Data records =>

-*-

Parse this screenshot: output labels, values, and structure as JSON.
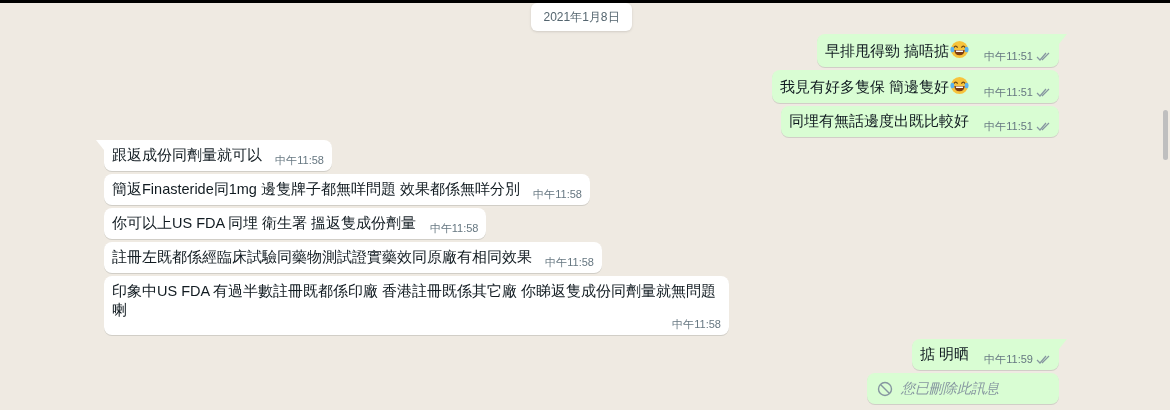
{
  "date_divider": "2021年1月8日",
  "messages": [
    {
      "kind": "text",
      "outgoing": true,
      "text": "早排甩得勁 搞唔掂",
      "emoji": true,
      "time": "中午11:51",
      "read": false,
      "tail": true
    },
    {
      "kind": "text",
      "outgoing": true,
      "text": "我見有好多隻保 簡邊隻好",
      "emoji": true,
      "time": "中午11:51",
      "read": false,
      "tail": false
    },
    {
      "kind": "text",
      "outgoing": true,
      "text": "同埋有無話邊度出既比較好",
      "emoji": false,
      "time": "中午11:51",
      "read": false,
      "tail": false
    },
    {
      "kind": "text",
      "outgoing": false,
      "text": "跟返成份同劑量就可以",
      "emoji": false,
      "time": "中午11:58",
      "tail": true
    },
    {
      "kind": "text",
      "outgoing": false,
      "text": "簡返Finasteride同1mg 邊隻牌子都無咩問題 效果都係無咩分別",
      "emoji": false,
      "time": "中午11:58",
      "tail": false
    },
    {
      "kind": "text",
      "outgoing": false,
      "text": "你可以上US FDA 同埋 衛生署 搵返隻成份劑量",
      "emoji": false,
      "time": "中午11:58",
      "tail": false
    },
    {
      "kind": "text",
      "outgoing": false,
      "text": "註冊左既都係經臨床試驗同藥物測試證實藥效同原廠有相同效果",
      "emoji": false,
      "time": "中午11:58",
      "tail": false
    },
    {
      "kind": "text",
      "outgoing": false,
      "text": "印象中US FDA 有過半數註冊既都係印廠 香港註冊既係其它廠 你睇返隻成份同劑量就無問題喇",
      "emoji": false,
      "time": "中午11:58",
      "tail": false
    },
    {
      "kind": "text",
      "outgoing": true,
      "text": "掂 明晒",
      "emoji": false,
      "time": "中午11:59",
      "read": false,
      "tail": true
    },
    {
      "kind": "deleted",
      "outgoing": true,
      "text": "您已刪除此訊息",
      "tail": false
    }
  ]
}
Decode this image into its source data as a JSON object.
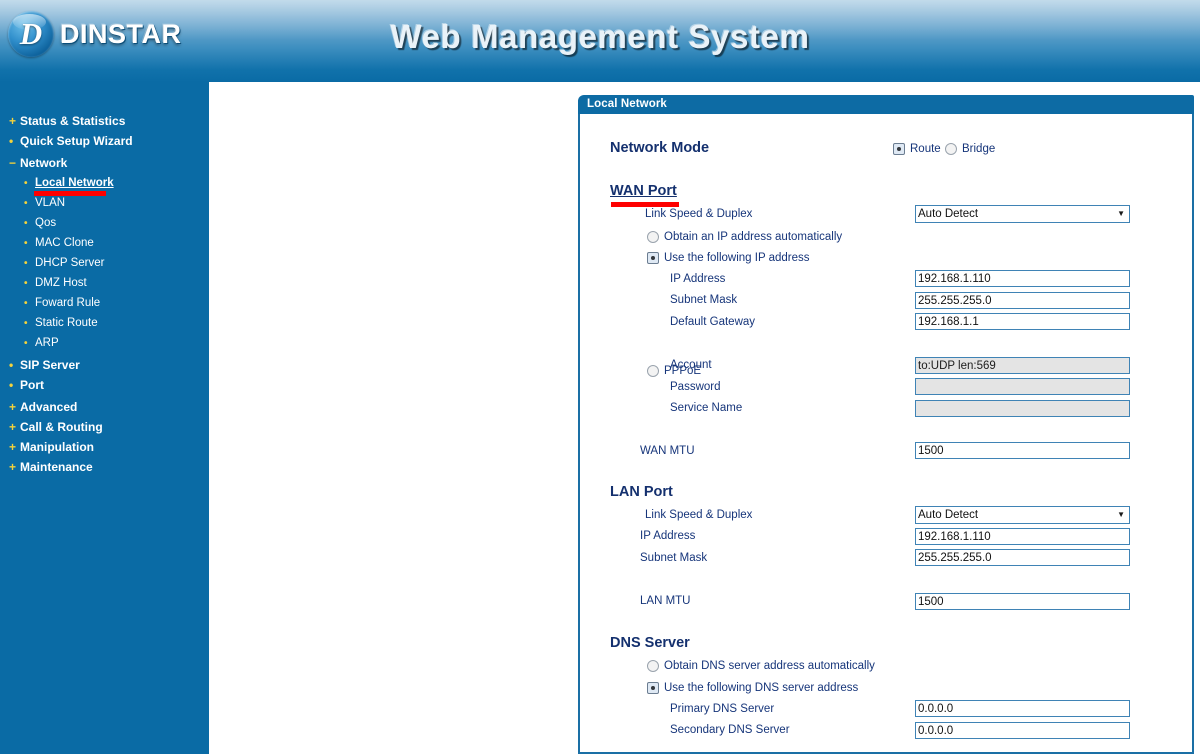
{
  "header": {
    "logo_text": "DINSTAR",
    "logo_letter": "D",
    "title": "Web Management System"
  },
  "sidebar": {
    "items": [
      {
        "label": "Status & Statistics",
        "bullet": "+",
        "level": "top"
      },
      {
        "label": "Quick Setup Wizard",
        "bullet": "•",
        "level": "top"
      },
      {
        "label": "Network",
        "bullet": "−",
        "level": "top"
      },
      {
        "label": "Local Network",
        "bullet": "•",
        "level": "sub",
        "active": true
      },
      {
        "label": "VLAN",
        "bullet": "•",
        "level": "sub"
      },
      {
        "label": "Qos",
        "bullet": "•",
        "level": "sub"
      },
      {
        "label": "MAC Clone",
        "bullet": "•",
        "level": "sub"
      },
      {
        "label": "DHCP Server",
        "bullet": "•",
        "level": "sub"
      },
      {
        "label": "DMZ Host",
        "bullet": "•",
        "level": "sub"
      },
      {
        "label": "Foward Rule",
        "bullet": "•",
        "level": "sub"
      },
      {
        "label": "Static Route",
        "bullet": "•",
        "level": "sub"
      },
      {
        "label": "ARP",
        "bullet": "•",
        "level": "sub"
      },
      {
        "label": "SIP Server",
        "bullet": "•",
        "level": "top"
      },
      {
        "label": "Port",
        "bullet": "•",
        "level": "top"
      },
      {
        "label": "Advanced",
        "bullet": "+",
        "level": "top"
      },
      {
        "label": "Call & Routing",
        "bullet": "+",
        "level": "top"
      },
      {
        "label": "Manipulation",
        "bullet": "+",
        "level": "top"
      },
      {
        "label": "Maintenance",
        "bullet": "+",
        "level": "top"
      }
    ]
  },
  "panel": {
    "title": "Local Network",
    "network_mode": {
      "label": "Network Mode",
      "options": [
        {
          "label": "Route",
          "selected": true
        },
        {
          "label": "Bridge",
          "selected": false
        }
      ]
    },
    "wan": {
      "section": "WAN Port",
      "link_speed_label": "Link Speed & Duplex",
      "link_speed_value": "Auto Detect",
      "obtain_auto_label": "Obtain an IP address automatically",
      "obtain_auto_selected": false,
      "use_static_label": "Use the following IP address",
      "use_static_selected": true,
      "ip_label": "IP Address",
      "ip_value": "192.168.1.110",
      "mask_label": "Subnet Mask",
      "mask_value": "255.255.255.0",
      "gateway_label": "Default Gateway",
      "gateway_value": "192.168.1.1",
      "pppoe_label": "PPPoE",
      "pppoe_selected": false,
      "account_label": "Account",
      "account_value": "to:UDP len:569",
      "password_label": "Password",
      "password_value": "",
      "service_name_label": "Service Name",
      "service_name_value": "",
      "mtu_label": "WAN MTU",
      "mtu_value": "1500"
    },
    "lan": {
      "section": "LAN Port",
      "link_speed_label": "Link Speed & Duplex",
      "link_speed_value": "Auto Detect",
      "ip_label": "IP Address",
      "ip_value": "192.168.1.110",
      "mask_label": "Subnet Mask",
      "mask_value": "255.255.255.0",
      "mtu_label": "LAN MTU",
      "mtu_value": "1500"
    },
    "dns": {
      "section": "DNS Server",
      "auto_label": "Obtain DNS server address automatically",
      "auto_selected": false,
      "manual_label": "Use the following DNS server address",
      "manual_selected": true,
      "primary_label": "Primary DNS Server",
      "primary_value": "0.0.0.0",
      "secondary_label": "Secondary DNS Server",
      "secondary_value": "0.0.0.0"
    }
  },
  "colors": {
    "brand_blue": "#0a6ba5",
    "accent_red": "#fe0000",
    "label_blue": "#16357a",
    "bullet_gold": "#f3d23c"
  }
}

-*-

Task to complete => Quote the material word for word, dropping any images it holds.

Answer to the task =>
Parse this screenshot: output labels, values, and structure as JSON.
{
  "date_divider": "2021年1月8日",
  "messages": [
    {
      "kind": "text",
      "outgoing": true,
      "text": "早排甩得勁 搞唔掂",
      "emoji": true,
      "time": "中午11:51",
      "read": false,
      "tail": true
    },
    {
      "kind": "text",
      "outgoing": true,
      "text": "我見有好多隻保 簡邊隻好",
      "emoji": true,
      "time": "中午11:51",
      "read": false,
      "tail": false
    },
    {
      "kind": "text",
      "outgoing": true,
      "text": "同埋有無話邊度出既比較好",
      "emoji": false,
      "time": "中午11:51",
      "read": false,
      "tail": false
    },
    {
      "kind": "text",
      "outgoing": false,
      "text": "跟返成份同劑量就可以",
      "emoji": false,
      "time": "中午11:58",
      "tail": true
    },
    {
      "kind": "text",
      "outgoing": false,
      "text": "簡返Finasteride同1mg 邊隻牌子都無咩問題 效果都係無咩分別",
      "emoji": false,
      "time": "中午11:58",
      "tail": false
    },
    {
      "kind": "text",
      "outgoing": false,
      "text": "你可以上US FDA 同埋 衛生署 搵返隻成份劑量",
      "emoji": false,
      "time": "中午11:58",
      "tail": false
    },
    {
      "kind": "text",
      "outgoing": false,
      "text": "註冊左既都係經臨床試驗同藥物測試證實藥效同原廠有相同效果",
      "emoji": false,
      "time": "中午11:58",
      "tail": false
    },
    {
      "kind": "text",
      "outgoing": false,
      "text": "印象中US FDA 有過半數註冊既都係印廠 香港註冊既係其它廠 你睇返隻成份同劑量就無問題喇",
      "emoji": false,
      "time": "中午11:58",
      "tail": false
    },
    {
      "kind": "text",
      "outgoing": true,
      "text": "掂 明晒",
      "emoji": false,
      "time": "中午11:59",
      "read": false,
      "tail": true
    },
    {
      "kind": "deleted",
      "outgoing": true,
      "text": "您已刪除此訊息",
      "tail": false
    }
  ]
}
Decode this image into its source data as a JSON object.
{
  "header": {
    "logo_text": "DINSTAR",
    "logo_letter": "D",
    "title": "Web Management System"
  },
  "sidebar": {
    "items": [
      {
        "label": "Status & Statistics",
        "bullet": "+",
        "level": "top"
      },
      {
        "label": "Quick Setup Wizard",
        "bullet": "•",
        "level": "top"
      },
      {
        "label": "Network",
        "bullet": "−",
        "level": "top"
      },
      {
        "label": "Local Network",
        "bullet": "•",
        "level": "sub",
        "active": true
      },
      {
        "label": "VLAN",
        "bullet": "•",
        "level": "sub"
      },
      {
        "label": "Qos",
        "bullet": "•",
        "level": "sub"
      },
      {
        "label": "MAC Clone",
        "bullet": "•",
        "level": "sub"
      },
      {
        "label": "DHCP Server",
        "bullet": "•",
        "level": "sub"
      },
      {
        "label": "DMZ Host",
        "bullet": "•",
        "level": "sub"
      },
      {
        "label": "Foward Rule",
        "bullet": "•",
        "level": "sub"
      },
      {
        "label": "Static Route",
        "bullet": "•",
        "level": "sub"
      },
      {
        "label": "ARP",
        "bullet": "•",
        "level": "sub"
      },
      {
        "label": "SIP Server",
        "bullet": "•",
        "level": "top"
      },
      {
        "label": "Port",
        "bullet": "•",
        "level": "top"
      },
      {
        "label": "Advanced",
        "bullet": "+",
        "level": "top"
      },
      {
        "label": "Call & Routing",
        "bullet": "+",
        "level": "top"
      },
      {
        "label": "Manipulation",
        "bullet": "+",
        "level": "top"
      },
      {
        "label": "Maintenance",
        "bullet": "+",
        "level": "top"
      }
    ]
  },
  "panel": {
    "title": "Local Network",
    "network_mode": {
      "label": "Network Mode",
      "options": [
        {
          "label": "Route",
          "selected": true
        },
        {
          "label": "Bridge",
          "selected": false
        }
      ]
    },
    "wan": {
      "section": "WAN Port",
      "link_speed_label": "Link Speed & Duplex",
      "link_speed_value": "Auto Detect",
      "obtain_auto_label": "Obtain an IP address automatically",
      "obtain_auto_selected": false,
      "use_static_label": "Use the following IP address",
      "use_static_selected": true,
      "ip_label": "IP Address",
      "ip_value": "192.168.1.110",
      "mask_label": "Subnet Mask",
      "mask_value": "255.255.255.0",
      "gateway_label": "Default Gateway",
      "gateway_value": "192.168.1.1",
      "pppoe_label": "PPPoE",
      "pppoe_selected": false,
      "account_label": "Account",
      "account_value": "to:UDP len:569",
      "password_label": "Password",
      "password_value": "",
      "service_name_label": "Service Name",
      "service_name_value": "",
      "mtu_label": "WAN MTU",
      "mtu_value": "1500"
    },
    "lan": {
      "section": "LAN Port",
      "link_speed_label": "Link Speed & Duplex",
      "link_speed_value": "Auto Detect",
      "ip_label": "IP Address",
      "ip_value": "192.168.1.110",
      "mask_label": "Subnet Mask",
      "mask_value": "255.255.255.0",
      "mtu_label": "LAN MTU",
      "mtu_value": "1500"
    },
    "dns": {
      "section": "DNS Server",
      "auto_label": "Obtain DNS server address automatically",
      "auto_selected": false,
      "manual_label": "Use the following DNS server address",
      "manual_selected": true,
      "primary_label": "Primary DNS Server",
      "primary_value": "0.0.0.0",
      "secondary_label": "Secondary DNS Server",
      "secondary_value": "0.0.0.0"
    }
  },
  "colors": {
    "brand_blue": "#0a6ba5",
    "accent_red": "#fe0000",
    "label_blue": "#16357a",
    "bullet_gold": "#f3d23c"
  }
}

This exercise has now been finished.